• Requirements
Transcribe the entries below exactly.

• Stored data

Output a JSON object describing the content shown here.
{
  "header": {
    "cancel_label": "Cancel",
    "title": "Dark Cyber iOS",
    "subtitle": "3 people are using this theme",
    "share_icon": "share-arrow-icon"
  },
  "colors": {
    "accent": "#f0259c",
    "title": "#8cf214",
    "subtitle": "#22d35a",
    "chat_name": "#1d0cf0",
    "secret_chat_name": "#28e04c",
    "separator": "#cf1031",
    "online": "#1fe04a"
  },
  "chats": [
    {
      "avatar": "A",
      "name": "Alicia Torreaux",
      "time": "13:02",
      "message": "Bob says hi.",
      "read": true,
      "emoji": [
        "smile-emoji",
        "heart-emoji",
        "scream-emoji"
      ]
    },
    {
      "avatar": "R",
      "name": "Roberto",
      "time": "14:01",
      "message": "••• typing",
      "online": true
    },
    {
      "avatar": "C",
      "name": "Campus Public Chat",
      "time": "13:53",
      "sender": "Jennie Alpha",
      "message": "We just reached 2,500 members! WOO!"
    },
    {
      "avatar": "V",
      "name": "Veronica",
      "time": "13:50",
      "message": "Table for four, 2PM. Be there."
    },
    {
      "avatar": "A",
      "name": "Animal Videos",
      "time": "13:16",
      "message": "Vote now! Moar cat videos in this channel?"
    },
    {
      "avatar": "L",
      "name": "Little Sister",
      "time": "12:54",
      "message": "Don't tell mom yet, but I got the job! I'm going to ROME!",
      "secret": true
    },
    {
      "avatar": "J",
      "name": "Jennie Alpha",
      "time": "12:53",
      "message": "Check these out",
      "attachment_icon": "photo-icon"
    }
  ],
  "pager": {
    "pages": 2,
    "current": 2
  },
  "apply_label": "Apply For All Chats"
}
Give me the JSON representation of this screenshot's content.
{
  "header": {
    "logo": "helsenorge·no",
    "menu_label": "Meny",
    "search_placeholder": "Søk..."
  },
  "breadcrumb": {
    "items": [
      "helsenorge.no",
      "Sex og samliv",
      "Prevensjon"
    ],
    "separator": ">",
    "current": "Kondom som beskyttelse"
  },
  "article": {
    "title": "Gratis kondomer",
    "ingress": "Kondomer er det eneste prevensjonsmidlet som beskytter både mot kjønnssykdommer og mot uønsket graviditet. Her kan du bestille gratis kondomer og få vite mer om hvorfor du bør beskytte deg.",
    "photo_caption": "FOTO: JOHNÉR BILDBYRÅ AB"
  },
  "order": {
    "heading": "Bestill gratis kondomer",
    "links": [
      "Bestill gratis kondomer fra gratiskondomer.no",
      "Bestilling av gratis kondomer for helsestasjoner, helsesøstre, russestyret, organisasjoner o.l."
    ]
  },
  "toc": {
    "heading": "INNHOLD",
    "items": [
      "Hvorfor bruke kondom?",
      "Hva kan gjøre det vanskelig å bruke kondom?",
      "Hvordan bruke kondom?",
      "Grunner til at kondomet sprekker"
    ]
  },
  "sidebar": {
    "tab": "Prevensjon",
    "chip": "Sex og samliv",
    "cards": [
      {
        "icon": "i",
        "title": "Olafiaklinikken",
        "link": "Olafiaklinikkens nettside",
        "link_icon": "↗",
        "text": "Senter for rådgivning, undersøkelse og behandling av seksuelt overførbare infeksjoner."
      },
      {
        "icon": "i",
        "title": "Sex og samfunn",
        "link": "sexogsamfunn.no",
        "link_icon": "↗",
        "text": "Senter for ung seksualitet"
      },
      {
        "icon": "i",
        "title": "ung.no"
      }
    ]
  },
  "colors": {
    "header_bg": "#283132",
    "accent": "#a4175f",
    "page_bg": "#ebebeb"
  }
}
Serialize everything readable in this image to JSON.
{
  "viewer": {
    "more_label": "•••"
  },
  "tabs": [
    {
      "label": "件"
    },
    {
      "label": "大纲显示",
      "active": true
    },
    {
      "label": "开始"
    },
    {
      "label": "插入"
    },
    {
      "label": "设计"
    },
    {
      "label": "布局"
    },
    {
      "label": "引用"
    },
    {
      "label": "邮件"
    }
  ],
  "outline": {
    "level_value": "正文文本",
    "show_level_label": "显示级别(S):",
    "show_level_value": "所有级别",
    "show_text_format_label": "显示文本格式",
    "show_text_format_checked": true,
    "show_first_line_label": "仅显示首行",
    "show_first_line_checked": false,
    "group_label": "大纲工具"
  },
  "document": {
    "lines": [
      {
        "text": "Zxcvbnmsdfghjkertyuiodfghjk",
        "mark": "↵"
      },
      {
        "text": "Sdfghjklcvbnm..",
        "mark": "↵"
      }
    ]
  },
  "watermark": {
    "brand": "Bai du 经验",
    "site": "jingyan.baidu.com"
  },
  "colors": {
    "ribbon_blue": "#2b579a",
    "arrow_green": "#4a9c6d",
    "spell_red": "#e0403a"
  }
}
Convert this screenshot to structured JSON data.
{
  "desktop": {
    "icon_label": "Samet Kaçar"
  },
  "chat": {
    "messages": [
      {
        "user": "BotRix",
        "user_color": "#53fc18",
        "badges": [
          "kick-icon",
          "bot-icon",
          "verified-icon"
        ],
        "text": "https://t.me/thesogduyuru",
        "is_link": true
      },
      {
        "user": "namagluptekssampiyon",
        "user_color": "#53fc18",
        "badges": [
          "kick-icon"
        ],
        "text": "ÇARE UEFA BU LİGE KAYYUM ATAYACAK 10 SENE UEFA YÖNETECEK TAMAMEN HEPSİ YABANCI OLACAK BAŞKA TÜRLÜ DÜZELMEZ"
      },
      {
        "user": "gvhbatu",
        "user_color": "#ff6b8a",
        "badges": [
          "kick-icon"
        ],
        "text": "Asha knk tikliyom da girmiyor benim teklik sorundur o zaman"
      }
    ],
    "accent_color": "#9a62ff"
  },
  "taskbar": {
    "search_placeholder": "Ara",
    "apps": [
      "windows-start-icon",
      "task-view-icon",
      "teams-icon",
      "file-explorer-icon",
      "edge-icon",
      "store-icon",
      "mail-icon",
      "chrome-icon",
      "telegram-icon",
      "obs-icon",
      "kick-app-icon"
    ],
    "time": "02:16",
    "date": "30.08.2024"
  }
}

• Final result
Output a JSON object describing the content shown here.
{
  "header": {
    "cancel_label": "Cancel",
    "title": "Dark Cyber iOS",
    "subtitle": "3 people are using this theme",
    "share_icon": "share-arrow-icon"
  },
  "colors": {
    "accent": "#f0259c",
    "title": "#8cf214",
    "subtitle": "#22d35a",
    "chat_name": "#1d0cf0",
    "secret_chat_name": "#28e04c",
    "separator": "#cf1031",
    "online": "#1fe04a"
  },
  "chats": [
    {
      "avatar": "A",
      "name": "Alicia Torreaux",
      "time": "13:02",
      "message": "Bob says hi.",
      "read": true,
      "emoji": [
        "smile-emoji",
        "heart-emoji",
        "scream-emoji"
      ]
    },
    {
      "avatar": "R",
      "name": "Roberto",
      "time": "14:01",
      "message": "••• typing",
      "online": true
    },
    {
      "avatar": "C",
      "name": "Campus Public Chat",
      "time": "13:53",
      "sender": "Jennie Alpha",
      "message": "We just reached 2,500 members! WOO!"
    },
    {
      "avatar": "V",
      "name": "Veronica",
      "time": "13:50",
      "message": "Table for four, 2PM. Be there."
    },
    {
      "avatar": "A",
      "name": "Animal Videos",
      "time": "13:16",
      "message": "Vote now! Moar cat videos in this channel?"
    },
    {
      "avatar": "L",
      "name": "Little Sister",
      "time": "12:54",
      "message": "Don't tell mom yet, but I got the job! I'm going to ROME!",
      "secret": true
    },
    {
      "avatar": "J",
      "name": "Jennie Alpha",
      "time": "12:53",
      "message": "Check these out",
      "attachment_icon": "photo-icon"
    }
  ],
  "pager": {
    "pages": 2,
    "current": 2
  },
  "apply_label": "Apply For All Chats"
}
Give me the JSON representation of this screenshot's content.
{
  "header": {
    "logo": "helsenorge·no",
    "menu_label": "Meny",
    "search_placeholder": "Søk..."
  },
  "breadcrumb": {
    "items": [
      "helsenorge.no",
      "Sex og samliv",
      "Prevensjon"
    ],
    "separator": ">",
    "current": "Kondom som beskyttelse"
  },
  "article": {
    "title": "Gratis kondomer",
    "ingress": "Kondomer er det eneste prevensjonsmidlet som beskytter både mot kjønnssykdommer og mot uønsket graviditet. Her kan du bestille gratis kondomer og få vite mer om hvorfor du bør beskytte deg.",
    "photo_caption": "FOTO: JOHNÉR BILDBYRÅ AB"
  },
  "order": {
    "heading": "Bestill gratis kondomer",
    "links": [
      "Bestill gratis kondomer fra gratiskondomer.no",
      "Bestilling av gratis kondomer for helsestasjoner, helsesøstre, russestyret, organisasjoner o.l."
    ]
  },
  "toc": {
    "heading": "INNHOLD",
    "items": [
      "Hvorfor bruke kondom?",
      "Hva kan gjøre det vanskelig å bruke kondom?",
      "Hvordan bruke kondom?",
      "Grunner til at kondomet sprekker"
    ]
  },
  "sidebar": {
    "tab": "Prevensjon",
    "chip": "Sex og samliv",
    "cards": [
      {
        "icon": "i",
        "title": "Olafiaklinikken",
        "link": "Olafiaklinikkens nettside",
        "link_icon": "↗",
        "text": "Senter for rådgivning, undersøkelse og behandling av seksuelt overførbare infeksjoner."
      },
      {
        "icon": "i",
        "title": "Sex og samfunn",
        "link": "sexogsamfunn.no",
        "link_icon": "↗",
        "text": "Senter for ung seksualitet"
      },
      {
        "icon": "i",
        "title": "ung.no"
      }
    ]
  },
  "colors": {
    "header_bg": "#283132",
    "accent": "#a4175f",
    "page_bg": "#ebebeb"
  }
}
Serialize everything readable in this image to JSON.
{
  "viewer": {
    "more_label": "•••"
  },
  "tabs": [
    {
      "label": "件"
    },
    {
      "label": "大纲显示",
      "active": true
    },
    {
      "label": "开始"
    },
    {
      "label": "插入"
    },
    {
      "label": "设计"
    },
    {
      "label": "布局"
    },
    {
      "label": "引用"
    },
    {
      "label": "邮件"
    }
  ],
  "outline": {
    "level_value": "正文文本",
    "show_level_label": "显示级别(S):",
    "show_level_value": "所有级别",
    "show_text_format_label": "显示文本格式",
    "show_text_format_checked": true,
    "show_first_line_label": "仅显示首行",
    "show_first_line_checked": false,
    "group_label": "大纲工具"
  },
  "document": {
    "lines": [
      {
        "text": "Zxcvbnmsdfghjkertyuiodfghjk",
        "mark": "↵"
      },
      {
        "text": "Sdfghjklcvbnm..",
        "mark": "↵"
      }
    ]
  },
  "watermark": {
    "brand": "Bai du 经验",
    "site": "jingyan.baidu.com"
  },
  "colors": {
    "ribbon_blue": "#2b579a",
    "arrow_green": "#4a9c6d",
    "spell_red": "#e0403a"
  }
}
Convert this screenshot to structured JSON data.
{
  "desktop": {
    "icon_label": "Samet Kaçar"
  },
  "chat": {
    "messages": [
      {
        "user": "BotRix",
        "user_color": "#53fc18",
        "badges": [
          "kick-icon",
          "bot-icon",
          "verified-icon"
        ],
        "text": "https://t.me/thesogduyuru",
        "is_link": true
      },
      {
        "user": "namagluptekssampiyon",
        "user_color": "#53fc18",
        "badges": [
          "kick-icon"
        ],
        "text": "ÇARE UEFA BU LİGE KAYYUM ATAYACAK 10 SENE UEFA YÖNETECEK TAMAMEN HEPSİ YABANCI OLACAK BAŞKA TÜRLÜ DÜZELMEZ"
      },
      {
        "user": "gvhbatu",
        "user_color": "#ff6b8a",
        "badges": [
          "kick-icon"
        ],
        "text": "Asha knk tikliyom da girmiyor benim teklik sorundur o zaman"
      }
    ],
    "accent_color": "#9a62ff"
  },
  "taskbar": {
    "search_placeholder": "Ara",
    "apps": [
      "windows-start-icon",
      "task-view-icon",
      "teams-icon",
      "file-explorer-icon",
      "edge-icon",
      "store-icon",
      "mail-icon",
      "chrome-icon",
      "telegram-icon",
      "obs-icon",
      "kick-app-icon"
    ],
    "time": "02:16",
    "date": "30.08.2024"
  }
}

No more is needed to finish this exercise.